-- REQUIRED WORK --
The records below are to be repeated in full, exactly as they are.

-- EXERCISE MATERIALS --
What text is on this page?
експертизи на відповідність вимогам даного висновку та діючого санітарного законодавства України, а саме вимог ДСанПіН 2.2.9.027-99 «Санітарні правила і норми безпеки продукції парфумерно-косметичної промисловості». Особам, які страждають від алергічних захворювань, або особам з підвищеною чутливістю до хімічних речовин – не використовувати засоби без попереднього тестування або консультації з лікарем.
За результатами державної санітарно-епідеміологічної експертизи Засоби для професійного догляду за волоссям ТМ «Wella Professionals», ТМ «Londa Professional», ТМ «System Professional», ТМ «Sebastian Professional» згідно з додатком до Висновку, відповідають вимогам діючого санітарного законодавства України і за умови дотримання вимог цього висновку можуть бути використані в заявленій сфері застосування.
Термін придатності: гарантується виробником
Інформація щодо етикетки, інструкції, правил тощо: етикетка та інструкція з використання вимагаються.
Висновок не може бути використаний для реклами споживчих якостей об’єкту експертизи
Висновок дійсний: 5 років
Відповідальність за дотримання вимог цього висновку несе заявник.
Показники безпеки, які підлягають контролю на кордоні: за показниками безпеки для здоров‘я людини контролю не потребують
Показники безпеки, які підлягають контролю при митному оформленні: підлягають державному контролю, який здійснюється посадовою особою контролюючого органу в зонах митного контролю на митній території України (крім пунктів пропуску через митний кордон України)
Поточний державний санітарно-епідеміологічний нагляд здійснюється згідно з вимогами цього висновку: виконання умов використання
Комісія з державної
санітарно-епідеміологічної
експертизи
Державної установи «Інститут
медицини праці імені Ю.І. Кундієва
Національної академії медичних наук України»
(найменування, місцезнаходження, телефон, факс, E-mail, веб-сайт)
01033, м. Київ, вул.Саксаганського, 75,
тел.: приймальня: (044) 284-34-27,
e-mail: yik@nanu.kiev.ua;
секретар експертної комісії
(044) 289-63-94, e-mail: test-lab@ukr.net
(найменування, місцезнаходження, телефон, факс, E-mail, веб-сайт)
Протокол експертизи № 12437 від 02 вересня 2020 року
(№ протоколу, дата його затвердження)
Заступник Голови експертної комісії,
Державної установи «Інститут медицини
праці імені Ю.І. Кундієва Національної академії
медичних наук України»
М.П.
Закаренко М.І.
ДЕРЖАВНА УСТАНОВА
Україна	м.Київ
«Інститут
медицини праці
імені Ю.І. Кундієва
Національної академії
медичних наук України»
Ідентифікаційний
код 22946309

-- SOLUTION FOR THIS EXERCISE --
What text is on this page?
експертизи на відповідність вимогам даного висновку та діючого санітарного законодавства України, а саме вимог ДСанПіН 2.2.9.027-99 «Санітарні правила і норми безпеки продукції парфумерно-косметичної промисловості». Особам, які страждають від алергічних захворювань, або особам з підвищеною чутливістю до хімічних речовин – не використовувати засоби без попереднього тестування або консультації з лікарем.
За результатами державної санітарно-епідеміологічної експертизи Засоби для професійного догляду за волоссям ТМ «Wella Professionals», ТМ «Londa Professional», ТМ «System Professional», ТМ «Sebastian Professional» згідно з додатком до Висновку, відповідають вимогам діючого санітарного законодавства України і за умови дотримання вимог цього висновку можуть бути використані в заявленій сфері застосування.
Термін придатності: гарантується виробником
Інформація щодо етикетки, інструкції, правил тощо: етикетка та інструкція з використання вимагаються.
Висновок не може бути використаний для реклами споживчих якостей об’єкту експертизи
Висновок дійсний: 5 років
Відповідальність за дотримання вимог цього висновку несе заявник.
Показники безпеки, які підлягають контролю на кордоні: за показниками безпеки для здоров‘я людини контролю не потребують
Показники безпеки, які підлягають контролю при митному оформленні: підлягають державному контролю, який здійснюється посадовою особою контролюючого органу в зонах митного контролю на митній території України (крім пунктів пропуску через митний кордон України)
Поточний державний санітарно-епідеміологічний нагляд здійснюється згідно з вимогами цього висновку: виконання умов використання
Комісія з державної
санітарно-епідеміологічної
експертизи
Державної установи «Інститут
медицини праці імені Ю.І. Кундієва
Національної академії медичних наук України»
(найменування, місцезнаходження, телефон, факс, E-mail, веб-сайт)
01033, м. Київ, вул.Саксаганського, 75,
тел.: приймальня: (044) 284-34-27,
e-mail: yik@nanu.kiev.ua;
секретар експертної комісії
(044) 289-63-94, e-mail: test-lab@ukr.net
(найменування, місцезнаходження, телефон, факс, E-mail, веб-сайт)
Протокол експертизи № 12437 від 02 вересня 2020 року
(№ протоколу, дата його затвердження)
Заступник Голови експертної комісії,
Державної установи «Інститут медицини
праці імені Ю.І. Кундієва Національної академії
медичних наук України»
М.П.
Закаренко М.І.
ДЕРЖАВНА УСТАНОВА
Україна	м.Київ
«Інститут
медицини праці
імені Ю.І. Кундієва
Національної академії
медичних наук України»
Ідентифікаційний
код 22946309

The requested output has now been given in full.